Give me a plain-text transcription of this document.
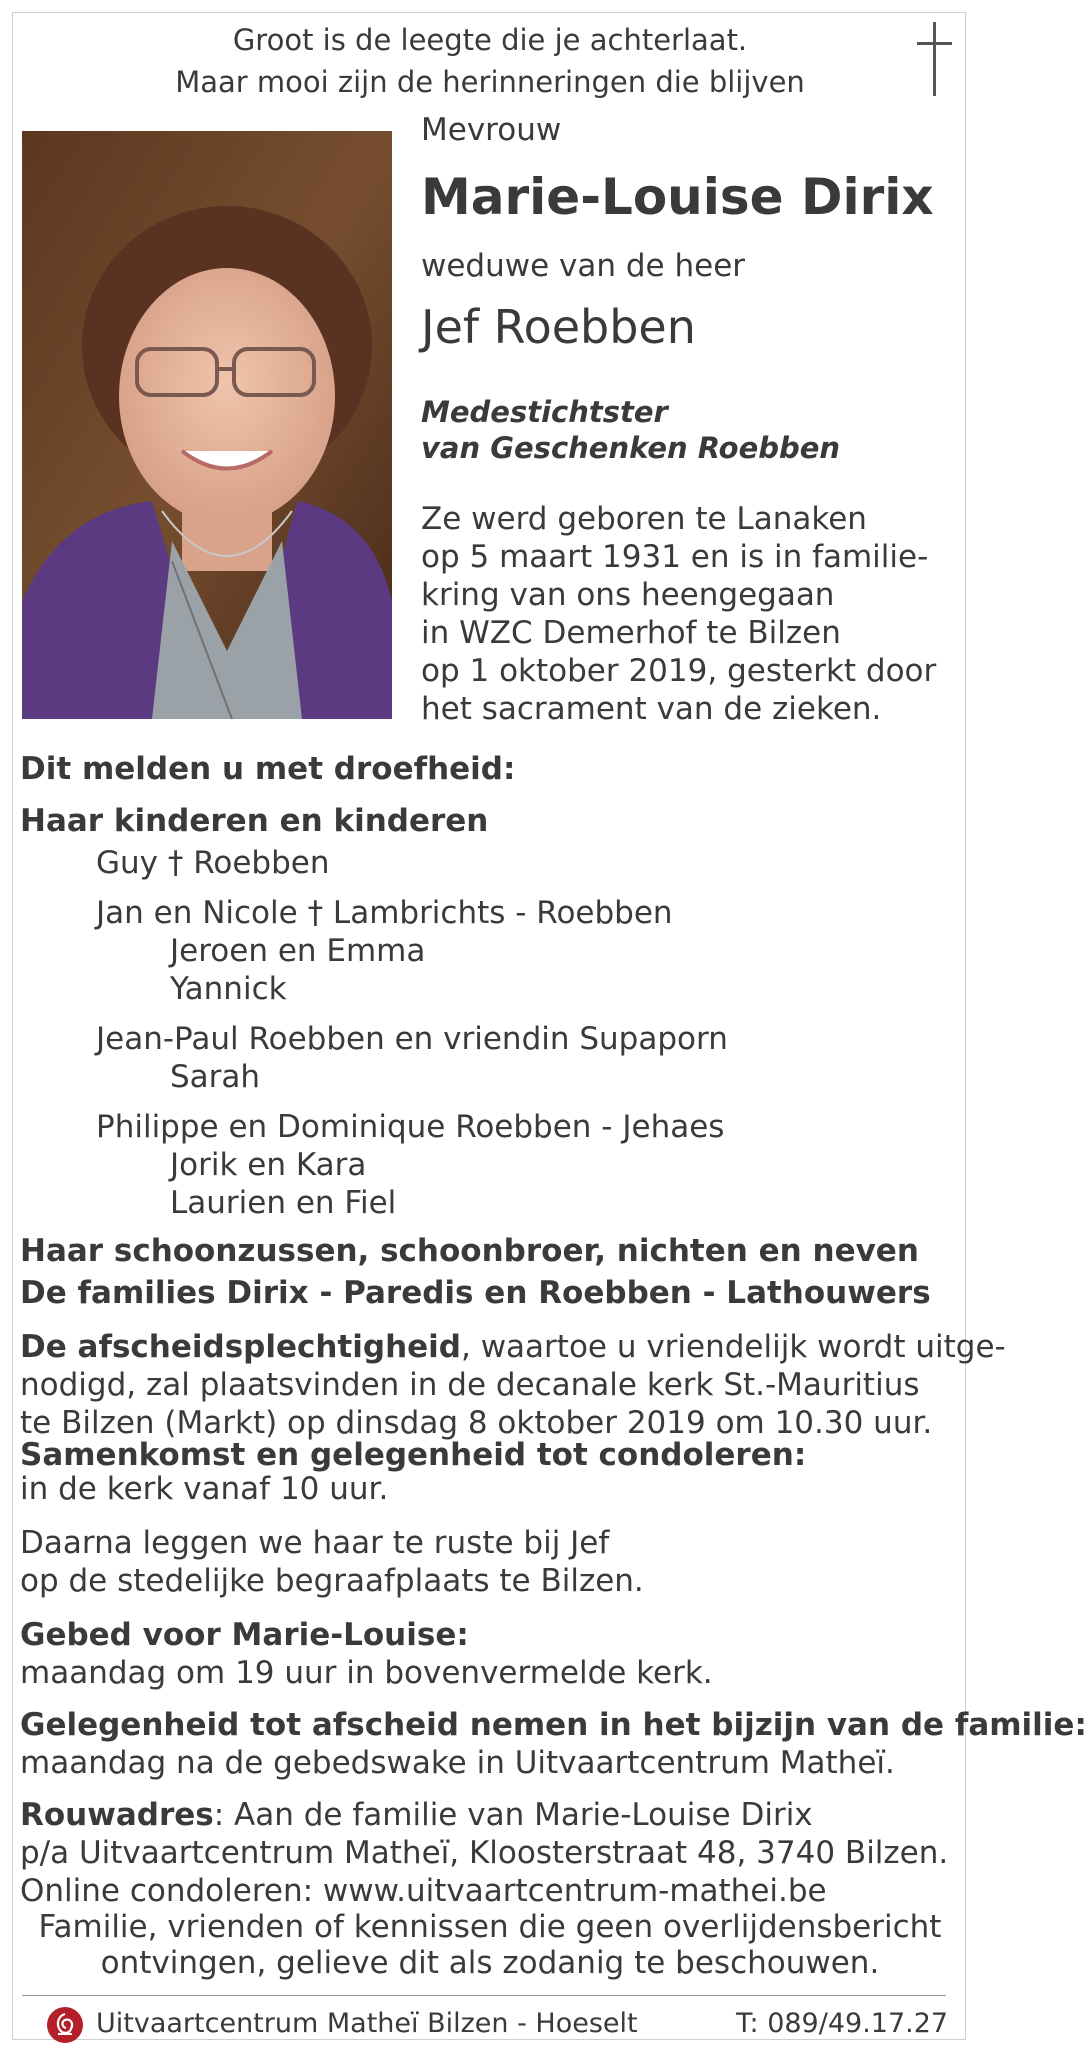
Groot is de leegte die je achterlaat.
Maar mooi zijn de herinneringen die blijven
Mevrouw
Marie-Louise Dirix
weduwe van de heer
Jef Roebben
Medestichtster
van Geschenken Roebben
Ze werd geboren te Lanaken
op 5 maart 1931 en is in familie-
kring van ons heengegaan
in WZC Demerhof te Bilzen
op 1 oktober 2019, gesterkt door
het sacrament van de zieken.
Dit melden u met droefheid:
Haar kinderen en kinderen
Guy † Roebben
Jan en Nicole † Lambrichts - Roebben
Jeroen en Emma
Yannick
Jean-Paul Roebben en vriendin Supaporn
Sarah
Philippe en Dominique Roebben - Jehaes
Jorik en Kara
Laurien en Fiel
Haar schoonzussen, schoonbroer, nichten en neven
De families Dirix - Paredis en Roebben - Lathouwers
De afscheidsplechtigheid, waartoe u vriendelijk wordt uitge-
nodigd, zal plaatsvinden in de decanale kerk St.-Mauritius
te Bilzen (Markt) op dinsdag 8 oktober 2019 om 10.30 uur.
Samenkomst en gelegenheid tot condoleren:
in de kerk vanaf 10 uur.
Daarna leggen we haar te ruste bij Jef
op de stedelijke begraafplaats te Bilzen.
Gebed voor Marie-Louise:
maandag om 19 uur in bovenvermelde kerk.
Gelegenheid tot afscheid nemen in het bijzijn van de familie:
maandag na de gebedswake in Uitvaartcentrum Matheï.
Rouwadres: Aan de familie van Marie-Louise Dirix
p/a Uitvaartcentrum Matheï, Kloosterstraat 48, 3740 Bilzen.
Online condoleren: www.uitvaartcentrum-mathei.be
Familie, vrienden of kennissen die geen overlijdensbericht
ontvingen, gelieve dit als zodanig te beschouwen.
Uitvaartcentrum Matheï Bilzen - Hoeselt	T: 089/49.17.27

What is expected —
Your copy should match the records word for word, with the pictures removed.

Reply to the exercise —
Give me a plain-text transcription of this document.
Groot is de leegte die je achterlaat.
Maar mooi zijn de herinneringen die blijven
Mevrouw
Marie-Louise Dirix
weduwe van de heer
Jef Roebben
Medestichtster
van Geschenken Roebben
Ze werd geboren te Lanaken
op 5 maart 1931 en is in familie-
kring van ons heengegaan
in WZC Demerhof te Bilzen
op 1 oktober 2019, gesterkt door
het sacrament van de zieken.
Dit melden u met droefheid:
Haar kinderen en kinderen
Guy † Roebben
Jan en Nicole † Lambrichts - Roebben
Jeroen en Emma
Yannick
Jean-Paul Roebben en vriendin Supaporn
Sarah
Philippe en Dominique Roebben - Jehaes
Jorik en Kara
Laurien en Fiel
Haar schoonzussen, schoonbroer, nichten en neven
De families Dirix - Paredis en Roebben - Lathouwers
De afscheidsplechtigheid, waartoe u vriendelijk wordt uitge-
nodigd, zal plaatsvinden in de decanale kerk St.-Mauritius
te Bilzen (Markt) op dinsdag 8 oktober 2019 om 10.30 uur.
Samenkomst en gelegenheid tot condoleren:
in de kerk vanaf 10 uur.
Daarna leggen we haar te ruste bij Jef
op de stedelijke begraafplaats te Bilzen.
Gebed voor Marie-Louise:
maandag om 19 uur in bovenvermelde kerk.
Gelegenheid tot afscheid nemen in het bijzijn van de familie:
maandag na de gebedswake in Uitvaartcentrum Matheï.
Rouwadres: Aan de familie van Marie-Louise Dirix
p/a Uitvaartcentrum Matheï, Kloosterstraat 48, 3740 Bilzen.
Online condoleren: www.uitvaartcentrum-mathei.be
Familie, vrienden of kennissen die geen overlijdensbericht
ontvingen, gelieve dit als zodanig te beschouwen.
Uitvaartcentrum Matheï Bilzen - Hoeselt	T: 089/49.17.27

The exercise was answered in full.